**Short problem:** Collect the lines of the entries where "ceiling" shows up.

Saved data entries:
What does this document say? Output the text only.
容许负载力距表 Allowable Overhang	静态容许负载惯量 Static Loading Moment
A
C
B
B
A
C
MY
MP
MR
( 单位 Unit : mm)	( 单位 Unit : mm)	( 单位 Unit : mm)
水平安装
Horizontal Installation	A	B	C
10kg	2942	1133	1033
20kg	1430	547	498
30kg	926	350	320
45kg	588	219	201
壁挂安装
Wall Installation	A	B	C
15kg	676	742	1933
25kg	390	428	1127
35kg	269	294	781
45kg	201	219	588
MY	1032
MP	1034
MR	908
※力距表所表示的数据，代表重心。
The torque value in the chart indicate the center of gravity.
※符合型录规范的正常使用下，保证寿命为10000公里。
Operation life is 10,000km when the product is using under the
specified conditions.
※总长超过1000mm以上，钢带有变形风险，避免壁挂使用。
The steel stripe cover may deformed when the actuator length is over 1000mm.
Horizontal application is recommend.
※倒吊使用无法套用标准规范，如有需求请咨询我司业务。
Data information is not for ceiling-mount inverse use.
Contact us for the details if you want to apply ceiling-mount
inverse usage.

**Solution below:**
Data information is not for ceiling-mount inverse use.
Contact us for the details if you want to apply ceiling-mount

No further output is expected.